** BEGIN SUPPLIED MATERIAL **
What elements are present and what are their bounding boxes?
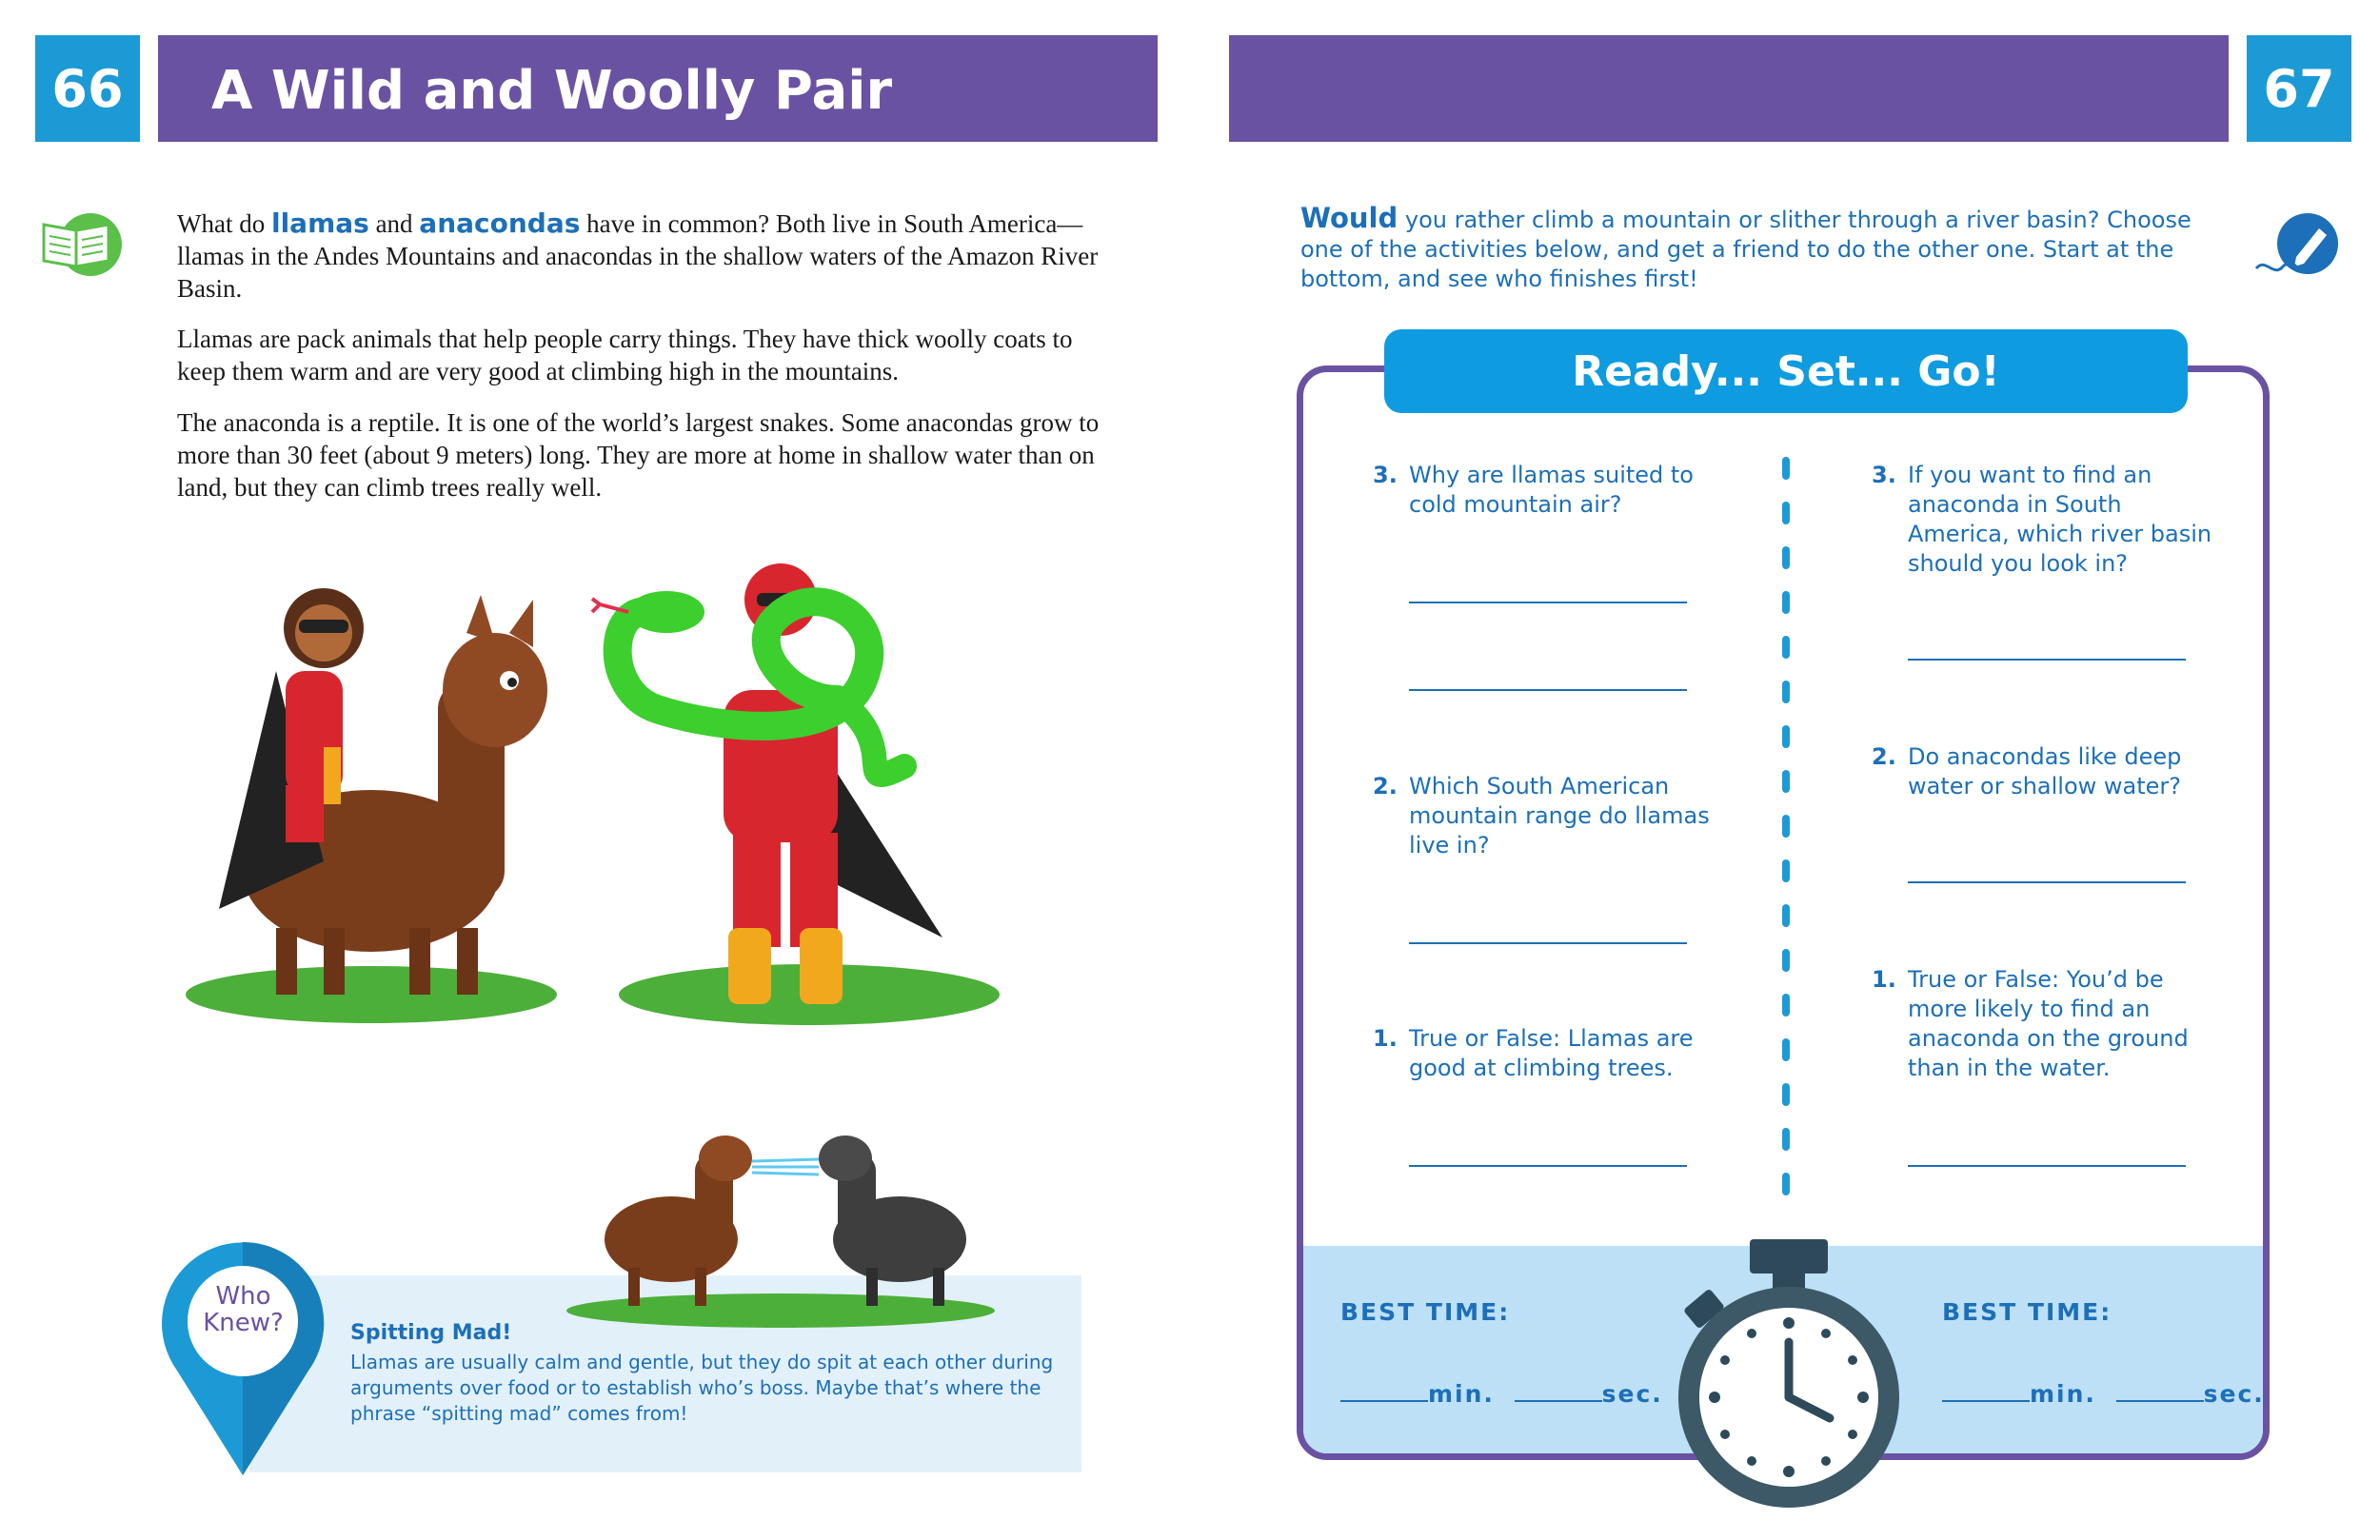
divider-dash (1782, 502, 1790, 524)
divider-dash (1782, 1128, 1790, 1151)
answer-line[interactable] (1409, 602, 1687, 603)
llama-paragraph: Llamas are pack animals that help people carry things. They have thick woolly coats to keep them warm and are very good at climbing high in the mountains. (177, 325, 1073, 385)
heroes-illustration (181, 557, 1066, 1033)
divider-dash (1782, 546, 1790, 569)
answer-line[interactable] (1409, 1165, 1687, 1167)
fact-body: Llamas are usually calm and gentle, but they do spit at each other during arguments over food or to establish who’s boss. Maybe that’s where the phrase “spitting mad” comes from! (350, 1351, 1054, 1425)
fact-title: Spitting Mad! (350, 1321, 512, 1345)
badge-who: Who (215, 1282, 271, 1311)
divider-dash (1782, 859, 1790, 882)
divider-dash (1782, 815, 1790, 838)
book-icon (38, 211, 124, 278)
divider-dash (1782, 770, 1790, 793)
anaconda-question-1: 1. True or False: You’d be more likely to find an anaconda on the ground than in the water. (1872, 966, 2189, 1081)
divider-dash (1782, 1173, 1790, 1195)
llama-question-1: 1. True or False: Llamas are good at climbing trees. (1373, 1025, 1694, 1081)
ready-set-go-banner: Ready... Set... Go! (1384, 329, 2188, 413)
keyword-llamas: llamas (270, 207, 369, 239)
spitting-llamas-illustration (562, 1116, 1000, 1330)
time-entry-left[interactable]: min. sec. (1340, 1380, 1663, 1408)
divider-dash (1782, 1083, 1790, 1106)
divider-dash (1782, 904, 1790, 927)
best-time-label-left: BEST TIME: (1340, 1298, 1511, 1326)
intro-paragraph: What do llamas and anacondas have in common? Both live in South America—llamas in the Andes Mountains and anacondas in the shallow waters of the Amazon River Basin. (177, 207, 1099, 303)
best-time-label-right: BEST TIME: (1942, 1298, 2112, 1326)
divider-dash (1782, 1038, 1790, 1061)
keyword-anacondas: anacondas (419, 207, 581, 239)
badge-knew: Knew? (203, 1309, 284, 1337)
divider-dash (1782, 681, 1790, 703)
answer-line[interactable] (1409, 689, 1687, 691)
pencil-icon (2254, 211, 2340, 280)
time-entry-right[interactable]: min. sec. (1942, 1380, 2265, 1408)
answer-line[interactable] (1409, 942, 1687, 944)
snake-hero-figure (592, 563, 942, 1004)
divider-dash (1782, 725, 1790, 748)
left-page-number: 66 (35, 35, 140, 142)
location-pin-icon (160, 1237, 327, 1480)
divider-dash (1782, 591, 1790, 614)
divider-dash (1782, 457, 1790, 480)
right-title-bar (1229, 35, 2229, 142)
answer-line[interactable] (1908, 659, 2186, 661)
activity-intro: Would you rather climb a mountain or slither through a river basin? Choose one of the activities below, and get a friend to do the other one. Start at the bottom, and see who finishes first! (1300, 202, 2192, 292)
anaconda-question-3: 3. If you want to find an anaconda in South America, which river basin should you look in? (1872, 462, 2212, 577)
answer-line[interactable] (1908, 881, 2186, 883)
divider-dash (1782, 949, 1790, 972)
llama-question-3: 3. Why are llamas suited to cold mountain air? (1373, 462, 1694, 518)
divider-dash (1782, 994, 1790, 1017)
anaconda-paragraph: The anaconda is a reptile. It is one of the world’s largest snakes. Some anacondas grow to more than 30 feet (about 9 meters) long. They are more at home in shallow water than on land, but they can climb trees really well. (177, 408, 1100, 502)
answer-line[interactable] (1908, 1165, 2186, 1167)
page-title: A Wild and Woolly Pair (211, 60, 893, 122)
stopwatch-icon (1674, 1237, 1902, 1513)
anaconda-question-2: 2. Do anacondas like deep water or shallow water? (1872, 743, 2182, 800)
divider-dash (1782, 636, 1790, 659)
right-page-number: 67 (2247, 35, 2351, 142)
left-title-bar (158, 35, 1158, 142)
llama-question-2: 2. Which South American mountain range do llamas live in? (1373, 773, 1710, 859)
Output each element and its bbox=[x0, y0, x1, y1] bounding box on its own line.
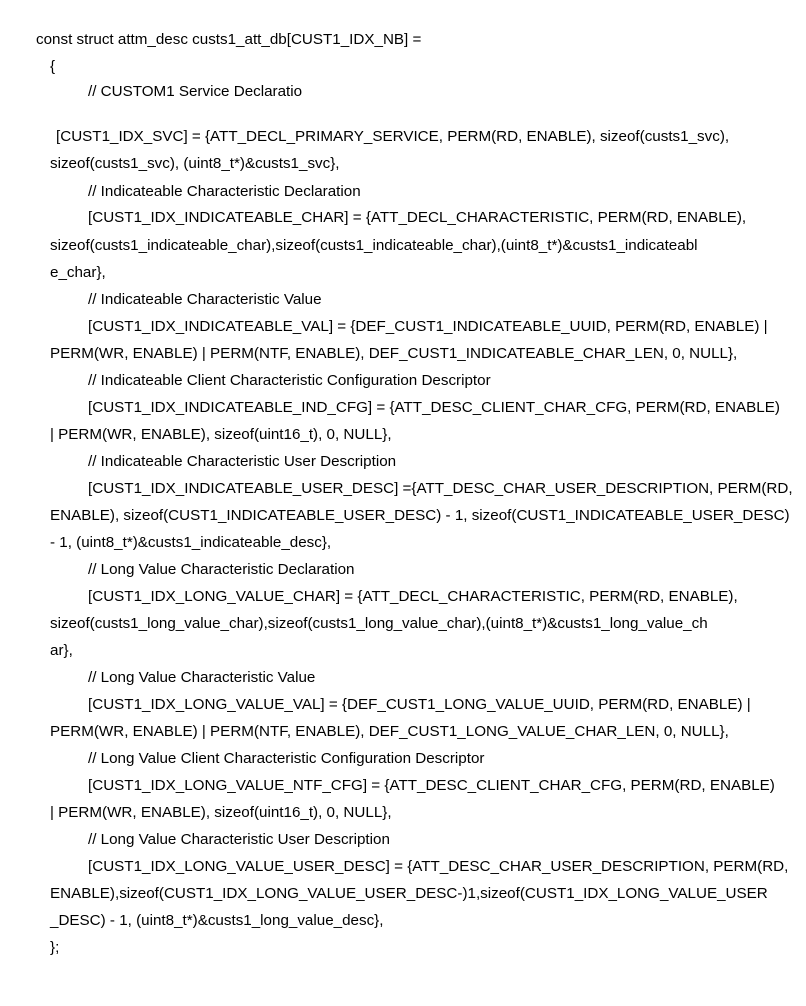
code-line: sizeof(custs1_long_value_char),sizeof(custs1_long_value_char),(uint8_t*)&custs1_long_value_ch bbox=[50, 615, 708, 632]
** END SUPPLIED MATERIAL **
GIVEN PROBLEM = Write out the stretch of lines from the one containing "divider-dash (1782, 502, 1790, 524)" through the one containing "divider-dash (1782, 770, 1790, 793)", with no changes.

EXERCISE RESULT =
divider-dash (1782, 502, 1790, 524)
divider-dash (1782, 1128, 1790, 1151)
answer-line[interactable] (1409, 602, 1687, 603)
llama-paragraph: Llamas are pack animals that help people carry things. They have thick woolly coats to keep them warm and are very good at climbing high in the mountains. (177, 325, 1073, 385)
heroes-illustration (181, 557, 1066, 1033)
divider-dash (1782, 546, 1790, 569)
answer-line[interactable] (1409, 1165, 1687, 1167)
fact-body: Llamas are usually calm and gentle, but they do spit at each other during arguments over food or to establish who’s boss. Maybe that’s where the phrase “spitting mad” comes from! (350, 1351, 1054, 1425)
fact-title: Spitting Mad! (350, 1321, 512, 1345)
badge-who: Who (215, 1282, 271, 1311)
divider-dash (1782, 859, 1790, 882)
divider-dash (1782, 815, 1790, 838)
book-icon (38, 211, 124, 278)
divider-dash (1782, 770, 1790, 793)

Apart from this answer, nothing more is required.